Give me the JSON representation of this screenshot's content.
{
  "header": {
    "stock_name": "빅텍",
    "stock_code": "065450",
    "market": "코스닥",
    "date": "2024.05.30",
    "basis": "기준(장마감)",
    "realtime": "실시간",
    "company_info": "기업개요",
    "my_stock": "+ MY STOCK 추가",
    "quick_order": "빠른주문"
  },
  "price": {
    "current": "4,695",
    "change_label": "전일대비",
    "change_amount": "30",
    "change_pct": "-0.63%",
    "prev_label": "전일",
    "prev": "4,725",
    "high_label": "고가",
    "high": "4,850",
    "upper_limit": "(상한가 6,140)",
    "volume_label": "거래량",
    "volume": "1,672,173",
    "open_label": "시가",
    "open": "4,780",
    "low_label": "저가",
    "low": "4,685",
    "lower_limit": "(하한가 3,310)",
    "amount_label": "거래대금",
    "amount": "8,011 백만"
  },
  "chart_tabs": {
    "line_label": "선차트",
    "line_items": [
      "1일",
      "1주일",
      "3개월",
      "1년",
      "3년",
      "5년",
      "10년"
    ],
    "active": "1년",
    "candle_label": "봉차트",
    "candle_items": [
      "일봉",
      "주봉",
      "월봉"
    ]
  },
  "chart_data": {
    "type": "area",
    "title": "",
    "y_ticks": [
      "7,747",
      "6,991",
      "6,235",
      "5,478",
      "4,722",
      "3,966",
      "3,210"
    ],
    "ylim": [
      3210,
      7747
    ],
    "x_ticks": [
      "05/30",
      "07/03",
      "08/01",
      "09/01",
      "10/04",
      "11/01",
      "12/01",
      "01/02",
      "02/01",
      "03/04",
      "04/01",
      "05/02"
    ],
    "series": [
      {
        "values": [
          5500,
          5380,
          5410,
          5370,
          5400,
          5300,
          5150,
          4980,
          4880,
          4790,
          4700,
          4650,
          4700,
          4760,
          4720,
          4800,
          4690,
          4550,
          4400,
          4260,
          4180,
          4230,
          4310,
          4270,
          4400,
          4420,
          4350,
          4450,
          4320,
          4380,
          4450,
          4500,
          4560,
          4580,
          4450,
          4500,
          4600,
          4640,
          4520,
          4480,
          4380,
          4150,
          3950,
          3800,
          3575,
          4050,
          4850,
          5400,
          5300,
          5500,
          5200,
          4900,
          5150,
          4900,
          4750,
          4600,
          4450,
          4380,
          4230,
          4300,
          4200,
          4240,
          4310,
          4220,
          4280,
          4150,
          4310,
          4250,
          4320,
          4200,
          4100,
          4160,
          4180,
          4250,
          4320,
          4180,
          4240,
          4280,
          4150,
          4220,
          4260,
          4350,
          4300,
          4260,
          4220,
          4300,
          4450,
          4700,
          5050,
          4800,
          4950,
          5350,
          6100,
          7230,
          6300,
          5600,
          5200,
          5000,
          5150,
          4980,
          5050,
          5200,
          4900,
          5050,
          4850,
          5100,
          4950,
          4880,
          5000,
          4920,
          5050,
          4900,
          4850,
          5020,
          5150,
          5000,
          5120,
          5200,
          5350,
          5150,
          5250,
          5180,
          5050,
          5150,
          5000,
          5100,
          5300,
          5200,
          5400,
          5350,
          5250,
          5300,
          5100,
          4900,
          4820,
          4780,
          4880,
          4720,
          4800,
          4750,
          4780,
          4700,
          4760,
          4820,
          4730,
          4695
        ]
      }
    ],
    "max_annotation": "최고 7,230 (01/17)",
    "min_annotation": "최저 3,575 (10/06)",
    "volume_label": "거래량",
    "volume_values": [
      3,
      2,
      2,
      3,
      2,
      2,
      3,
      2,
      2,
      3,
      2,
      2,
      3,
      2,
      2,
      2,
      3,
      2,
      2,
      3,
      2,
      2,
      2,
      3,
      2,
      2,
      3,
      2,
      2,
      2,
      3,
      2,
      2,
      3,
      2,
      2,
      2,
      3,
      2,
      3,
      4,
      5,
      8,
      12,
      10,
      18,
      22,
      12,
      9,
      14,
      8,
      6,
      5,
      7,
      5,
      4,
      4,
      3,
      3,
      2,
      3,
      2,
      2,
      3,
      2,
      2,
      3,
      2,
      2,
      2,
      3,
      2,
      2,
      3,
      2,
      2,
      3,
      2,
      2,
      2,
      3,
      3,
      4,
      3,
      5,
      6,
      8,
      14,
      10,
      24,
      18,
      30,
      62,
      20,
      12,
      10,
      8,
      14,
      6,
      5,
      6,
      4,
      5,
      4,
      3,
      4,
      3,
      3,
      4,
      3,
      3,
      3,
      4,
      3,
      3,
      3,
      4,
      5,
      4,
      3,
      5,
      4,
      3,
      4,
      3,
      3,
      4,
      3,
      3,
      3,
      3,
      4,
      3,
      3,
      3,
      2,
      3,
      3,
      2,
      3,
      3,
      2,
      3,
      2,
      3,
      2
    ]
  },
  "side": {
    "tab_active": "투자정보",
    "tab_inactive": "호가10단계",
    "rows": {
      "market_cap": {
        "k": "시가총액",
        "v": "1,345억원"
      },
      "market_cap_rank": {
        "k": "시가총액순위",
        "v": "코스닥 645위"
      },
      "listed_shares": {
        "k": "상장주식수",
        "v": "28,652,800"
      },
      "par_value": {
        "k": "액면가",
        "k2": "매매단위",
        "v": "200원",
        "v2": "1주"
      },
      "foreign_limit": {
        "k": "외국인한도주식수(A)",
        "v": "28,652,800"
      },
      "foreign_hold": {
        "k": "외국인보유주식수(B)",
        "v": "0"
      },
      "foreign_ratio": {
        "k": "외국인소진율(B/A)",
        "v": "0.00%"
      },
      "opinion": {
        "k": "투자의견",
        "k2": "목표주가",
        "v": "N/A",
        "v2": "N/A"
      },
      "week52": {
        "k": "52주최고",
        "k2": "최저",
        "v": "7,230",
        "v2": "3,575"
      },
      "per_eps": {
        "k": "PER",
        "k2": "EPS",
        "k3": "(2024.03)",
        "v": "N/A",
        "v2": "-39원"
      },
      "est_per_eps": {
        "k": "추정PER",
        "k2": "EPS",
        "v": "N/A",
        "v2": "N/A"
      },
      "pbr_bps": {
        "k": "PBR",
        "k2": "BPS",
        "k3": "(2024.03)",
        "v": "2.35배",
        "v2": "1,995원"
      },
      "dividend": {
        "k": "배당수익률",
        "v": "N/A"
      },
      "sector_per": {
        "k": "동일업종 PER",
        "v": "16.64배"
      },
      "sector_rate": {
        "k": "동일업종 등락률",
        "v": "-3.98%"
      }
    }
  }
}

● ● ● ● ● ● ●

**Stated problem**
Make an exact copy of the listing, including every line.

**Correct output**
Give me the JSON representation of this screenshot's content.
{
  "header": {
    "stock_name": "빅텍",
    "stock_code": "065450",
    "market": "코스닥",
    "date": "2024.05.30",
    "basis": "기준(장마감)",
    "realtime": "실시간",
    "company_info": "기업개요",
    "my_stock": "+ MY STOCK 추가",
    "quick_order": "빠른주문"
  },
  "price": {
    "current": "4,695",
    "change_label": "전일대비",
    "change_amount": "30",
    "change_pct": "-0.63%",
    "prev_label": "전일",
    "prev": "4,725",
    "high_label": "고가",
    "high": "4,850",
    "upper_limit": "(상한가 6,140)",
    "volume_label": "거래량",
    "volume": "1,672,173",
    "open_label": "시가",
    "open": "4,780",
    "low_label": "저가",
    "low": "4,685",
    "lower_limit": "(하한가 3,310)",
    "amount_label": "거래대금",
    "amount": "8,011 백만"
  },
  "chart_tabs": {
    "line_label": "선차트",
    "line_items": [
      "1일",
      "1주일",
      "3개월",
      "1년",
      "3년",
      "5년",
      "10년"
    ],
    "active": "1년",
    "candle_label": "봉차트",
    "candle_items": [
      "일봉",
      "주봉",
      "월봉"
    ]
  },
  "chart_data": {
    "type": "area",
    "title": "",
    "y_ticks": [
      "7,747",
      "6,991",
      "6,235",
      "5,478",
      "4,722",
      "3,966",
      "3,210"
    ],
    "ylim": [
      3210,
      7747
    ],
    "x_ticks": [
      "05/30",
      "07/03",
      "08/01",
      "09/01",
      "10/04",
      "11/01",
      "12/01",
      "01/02",
      "02/01",
      "03/04",
      "04/01",
      "05/02"
    ],
    "series": [
      {
        "values": [
          5500,
          5380,
          5410,
          5370,
          5400,
          5300,
          5150,
          4980,
          4880,
          4790,
          4700,
          4650,
          4700,
          4760,
          4720,
          4800,
          4690,
          4550,
          4400,
          4260,
          4180,
          4230,
          4310,
          4270,
          4400,
          4420,
          4350,
          4450,
          4320,
          4380,
          4450,
          4500,
          4560,
          4580,
          4450,
          4500,
          4600,
          4640,
          4520,
          4480,
          4380,
          4150,
          3950,
          3800,
          3575,
          4050,
          4850,
          5400,
          5300,
          5500,
          5200,
          4900,
          5150,
          4900,
          4750,
          4600,
          4450,
          4380,
          4230,
          4300,
          4200,
          4240,
          4310,
          4220,
          4280,
          4150,
          4310,
          4250,
          4320,
          4200,
          4100,
          4160,
          4180,
          4250,
          4320,
          4180,
          4240,
          4280,
          4150,
          4220,
          4260,
          4350,
          4300,
          4260,
          4220,
          4300,
          4450,
          4700,
          5050,
          4800,
          4950,
          5350,
          6100,
          7230,
          6300,
          5600,
          5200,
          5000,
          5150,
          4980,
          5050,
          5200,
          4900,
          5050,
          4850,
          5100,
          4950,
          4880,
          5000,
          4920,
          5050,
          4900,
          4850,
          5020,
          5150,
          5000,
          5120,
          5200,
          5350,
          5150,
          5250,
          5180,
          5050,
          5150,
          5000,
          5100,
          5300,
          5200,
          5400,
          5350,
          5250,
          5300,
          5100,
          4900,
          4820,
          4780,
          4880,
          4720,
          4800,
          4750,
          4780,
          4700,
          4760,
          4820,
          4730,
          4695
        ]
      }
    ],
    "max_annotation": "최고 7,230 (01/17)",
    "min_annotation": "최저 3,575 (10/06)",
    "volume_label": "거래량",
    "volume_values": [
      3,
      2,
      2,
      3,
      2,
      2,
      3,
      2,
      2,
      3,
      2,
      2,
      3,
      2,
      2,
      2,
      3,
      2,
      2,
      3,
      2,
      2,
      2,
      3,
      2,
      2,
      3,
      2,
      2,
      2,
      3,
      2,
      2,
      3,
      2,
      2,
      2,
      3,
      2,
      3,
      4,
      5,
      8,
      12,
      10,
      18,
      22,
      12,
      9,
      14,
      8,
      6,
      5,
      7,
      5,
      4,
      4,
      3,
      3,
      2,
      3,
      2,
      2,
      3,
      2,
      2,
      3,
      2,
      2,
      2,
      3,
      2,
      2,
      3,
      2,
      2,
      3,
      2,
      2,
      2,
      3,
      3,
      4,
      3,
      5,
      6,
      8,
      14,
      10,
      24,
      18,
      30,
      62,
      20,
      12,
      10,
      8,
      14,
      6,
      5,
      6,
      4,
      5,
      4,
      3,
      4,
      3,
      3,
      4,
      3,
      3,
      3,
      4,
      3,
      3,
      3,
      4,
      5,
      4,
      3,
      5,
      4,
      3,
      4,
      3,
      3,
      4,
      3,
      3,
      3,
      3,
      4,
      3,
      3,
      3,
      2,
      3,
      3,
      2,
      3,
      3,
      2,
      3,
      2,
      3,
      2
    ]
  },
  "side": {
    "tab_active": "투자정보",
    "tab_inactive": "호가10단계",
    "rows": {
      "market_cap": {
        "k": "시가총액",
        "v": "1,345억원"
      },
      "market_cap_rank": {
        "k": "시가총액순위",
        "v": "코스닥 645위"
      },
      "listed_shares": {
        "k": "상장주식수",
        "v": "28,652,800"
      },
      "par_value": {
        "k": "액면가",
        "k2": "매매단위",
        "v": "200원",
        "v2": "1주"
      },
      "foreign_limit": {
        "k": "외국인한도주식수(A)",
        "v": "28,652,800"
      },
      "foreign_hold": {
        "k": "외국인보유주식수(B)",
        "v": "0"
      },
      "foreign_ratio": {
        "k": "외국인소진율(B/A)",
        "v": "0.00%"
      },
      "opinion": {
        "k": "투자의견",
        "k2": "목표주가",
        "v": "N/A",
        "v2": "N/A"
      },
      "week52": {
        "k": "52주최고",
        "k2": "최저",
        "v": "7,230",
        "v2": "3,575"
      },
      "per_eps": {
        "k": "PER",
        "k2": "EPS",
        "k3": "(2024.03)",
        "v": "N/A",
        "v2": "-39원"
      },
      "est_per_eps": {
        "k": "추정PER",
        "k2": "EPS",
        "v": "N/A",
        "v2": "N/A"
      },
      "pbr_bps": {
        "k": "PBR",
        "k2": "BPS",
        "k3": "(2024.03)",
        "v": "2.35배",
        "v2": "1,995원"
      },
      "dividend": {
        "k": "배당수익률",
        "v": "N/A"
      },
      "sector_per": {
        "k": "동일업종 PER",
        "v": "16.64배"
      },
      "sector_rate": {
        "k": "동일업종 등락률",
        "v": "-3.98%"
      }
    }
  }
}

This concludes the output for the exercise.